Goal
Each record below is to be copied word for word, with pictures removed.

Data
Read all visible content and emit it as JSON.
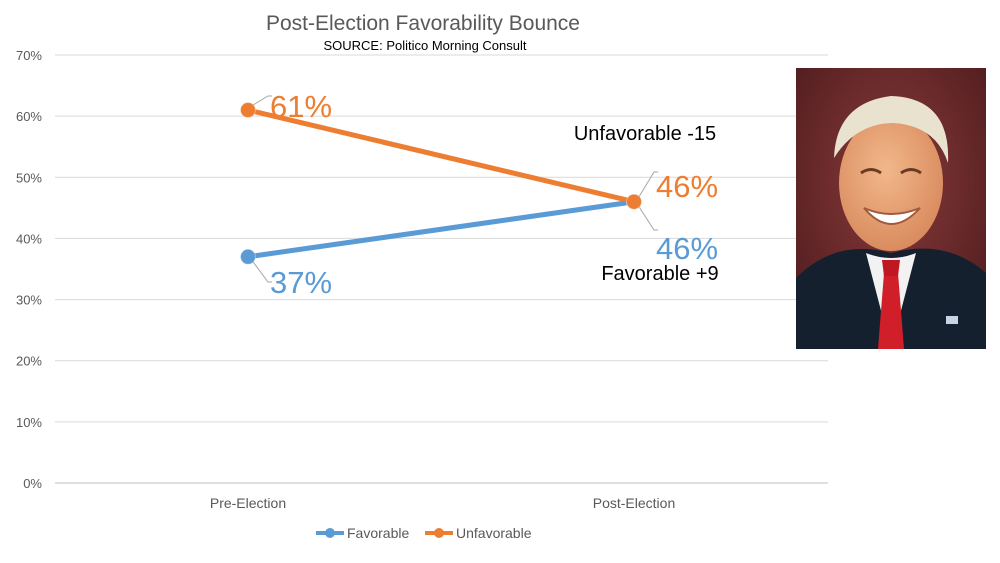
{
  "chart_data": {
    "type": "line",
    "title": "Post-Election Favorability Bounce",
    "subtitle": "SOURCE:  Politico Morning Consult",
    "categories": [
      "Pre-Election",
      "Post-Election"
    ],
    "yticks": [
      "0%",
      "10%",
      "20%",
      "30%",
      "40%",
      "50%",
      "60%",
      "70%"
    ],
    "ylim": [
      0,
      70
    ],
    "grid": true,
    "legend_position": "bottom",
    "series": [
      {
        "name": "Favorable",
        "values": [
          37,
          46
        ],
        "labels": [
          "37%",
          "46%"
        ],
        "color": "#5b9bd5"
      },
      {
        "name": "Unfavorable",
        "values": [
          61,
          46
        ],
        "labels": [
          "61%",
          "46%"
        ],
        "color": "#ed7d31"
      }
    ],
    "annotations": {
      "unfavorable_change": "Unfavorable -15",
      "favorable_change": "Favorable +9"
    }
  },
  "photo": {
    "icon": "portrait-photo",
    "colors": {
      "background": "#6a2a2c",
      "suit": "#15202e",
      "tie": "#d11f2a"
    }
  }
}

Written response
Read all visible content and emit it as JSON.
{
  "chart_data": {
    "type": "line",
    "title": "Post-Election Favorability Bounce",
    "subtitle": "SOURCE:  Politico Morning Consult",
    "categories": [
      "Pre-Election",
      "Post-Election"
    ],
    "yticks": [
      "0%",
      "10%",
      "20%",
      "30%",
      "40%",
      "50%",
      "60%",
      "70%"
    ],
    "ylim": [
      0,
      70
    ],
    "grid": true,
    "legend_position": "bottom",
    "series": [
      {
        "name": "Favorable",
        "values": [
          37,
          46
        ],
        "labels": [
          "37%",
          "46%"
        ],
        "color": "#5b9bd5"
      },
      {
        "name": "Unfavorable",
        "values": [
          61,
          46
        ],
        "labels": [
          "61%",
          "46%"
        ],
        "color": "#ed7d31"
      }
    ],
    "annotations": {
      "unfavorable_change": "Unfavorable -15",
      "favorable_change": "Favorable +9"
    }
  },
  "photo": {
    "icon": "portrait-photo",
    "colors": {
      "background": "#6a2a2c",
      "suit": "#15202e",
      "tie": "#d11f2a"
    }
  }
}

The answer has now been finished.